*What is asked*: Please filter the listing below and copy out every line that contains the word "second". Case counts.

....

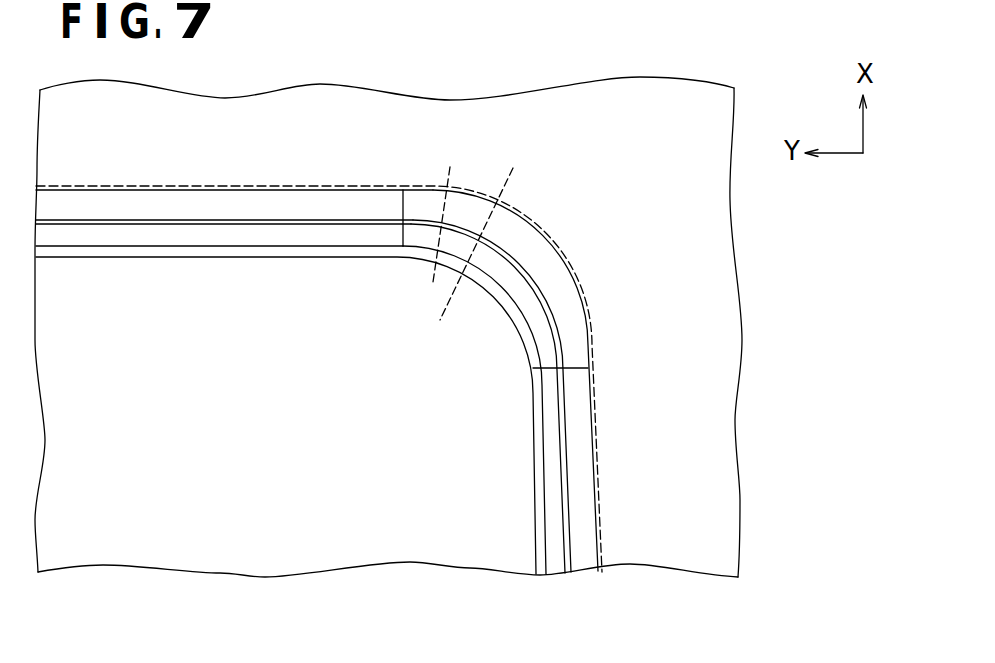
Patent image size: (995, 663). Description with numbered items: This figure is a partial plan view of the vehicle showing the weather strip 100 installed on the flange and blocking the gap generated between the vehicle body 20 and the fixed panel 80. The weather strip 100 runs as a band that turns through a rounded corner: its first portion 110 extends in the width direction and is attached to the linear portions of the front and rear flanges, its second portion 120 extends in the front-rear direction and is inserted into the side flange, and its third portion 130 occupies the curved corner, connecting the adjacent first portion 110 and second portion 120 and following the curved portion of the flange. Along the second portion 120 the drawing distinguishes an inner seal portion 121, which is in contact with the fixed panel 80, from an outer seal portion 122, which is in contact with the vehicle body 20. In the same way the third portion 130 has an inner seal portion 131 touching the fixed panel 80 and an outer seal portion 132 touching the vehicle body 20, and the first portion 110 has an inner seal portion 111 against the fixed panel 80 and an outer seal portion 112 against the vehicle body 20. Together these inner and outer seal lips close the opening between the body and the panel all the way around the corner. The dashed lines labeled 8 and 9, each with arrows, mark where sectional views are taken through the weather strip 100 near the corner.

The cross-section line VIII-VIII 8 is at (513, 168).
The cross-section line IX-IX 9 is at (450, 167).
The vehicle body 20 is at (722, 210).
The fixed panel 80 is at (176, 512).
The weather strip 100 is at (135, 248).
The first portion 110 is at (494, 381).
The inner seal portion 111 is at (550, 463).
The outer seal portion 112 is at (578, 492).
The second portion 120 is at (234, 269).
The inner seal portion 121 is at (261, 234).
The outer seal portion 122 is at (204, 212).
The third portion 130 is at (478, 399).
The inner seal portion 131 is at (527, 377).
The outer seal portion 132 is at (543, 353).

....

*Correct response*:
Patent image size: (995, 663). Description with numbered items: This figure is a partial plan view of the vehicle showing the weather strip 100 installed on the flange and blocking the gap generated between the vehicle body 20 and the fixed panel 80. The weather strip 100 runs as a band that turns through a rounded corner: its first portion 110 extends in the width direction and is attached to the linear portions of the front and rear flanges, its second portion 120 extends in the front-rear direction and is inserted into the side flange, and its third portion 130 occupies the curved corner, connecting the adjacent first portion 110 and second portion 120 and following the curved portion of the flange. Along the second portion 120 the drawing distinguishes an inner seal portion 121, which is in contact with the fixed panel 80, from an outer seal portion 122, which is in contact with the vehicle body 20. In the same way the third portion 130 has an inner seal portion 131 touching the fixed panel 80 and an outer seal portion 132 touching the vehicle body 20, and the first portion 110 has an inner seal portion 111 against the fixed panel 80 and an outer seal portion 112 against the vehicle body 20. Together these inner and outer seal lips close the opening between the body and the panel all the way around the corner. The dashed lines labeled 8 and 9, each with arrows, mark where sectional views are taken through the weather strip 100 near the corner.
The second portion 120 is at (234, 269).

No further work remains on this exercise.